:: Excerpted data ::

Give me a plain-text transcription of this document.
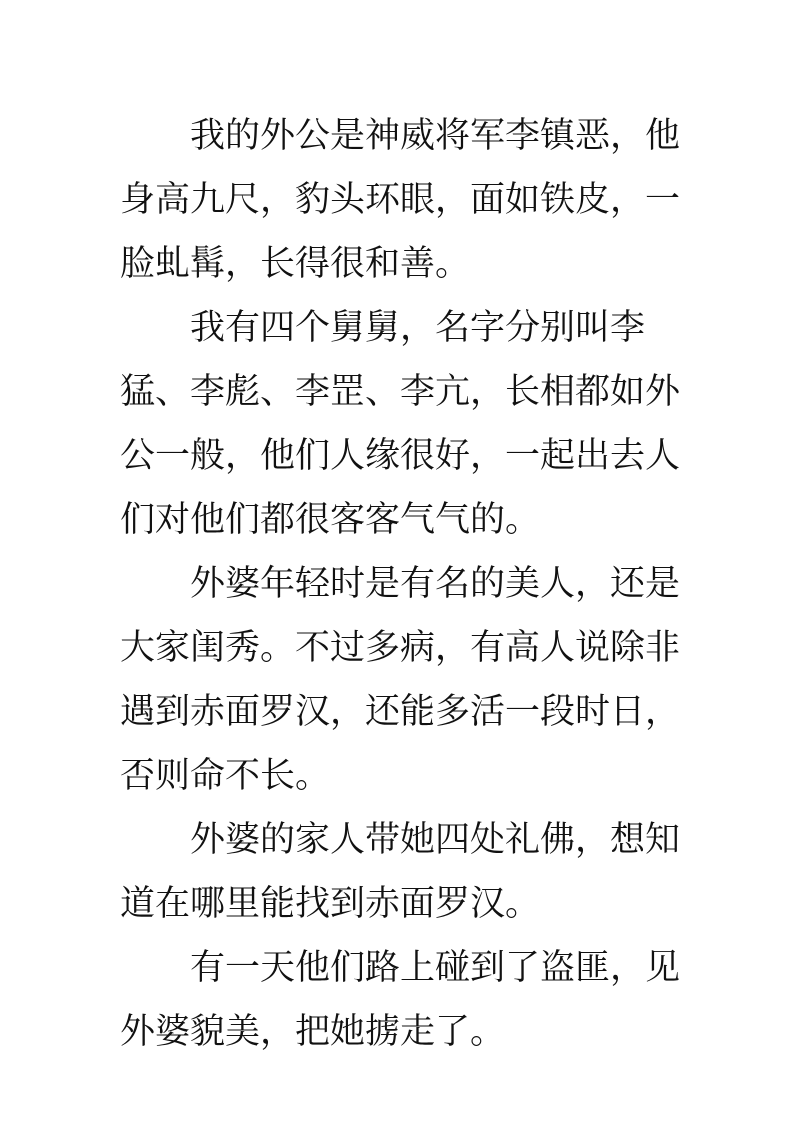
我的外公是神威将军李镇恶，他身高九尺，豹头环眼，面如铁皮，一脸虬髯，长得很和善。

我有四个舅舅，名字分别叫李猛、李彪、李罡、李亢，长相都如外公一般，他们人缘很好，一起出去人们对他们都很客客气气的。

外婆年轻时是有名的美人，还是大家闺秀。不过多病，有高人说除非遇到赤面罗汉，还能多活一段时日，否则命不长。

外婆的家人带她四处礼佛，想知道在哪里能找到赤面罗汉。

有一天他们路上碰到了盗匪，见外婆貌美，把她掳走了。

:::

Stated exercise: Give every record back exactly as it reads, with no images.

Written response:
Give me a plain-text transcription of this document.
我的外公是神威将军李镇恶，他身高九尺，豹头环眼，面如铁皮，一脸虬髯，长得很和善。

我有四个舅舅，名字分别叫李猛、李彪、李罡、李亢，长相都如外公一般，他们人缘很好，一起出去人们对他们都很客客气气的。

外婆年轻时是有名的美人，还是大家闺秀。不过多病，有高人说除非遇到赤面罗汉，还能多活一段时日，否则命不长。

外婆的家人带她四处礼佛，想知道在哪里能找到赤面罗汉。

有一天他们路上碰到了盗匪，见外婆貌美，把她掳走了。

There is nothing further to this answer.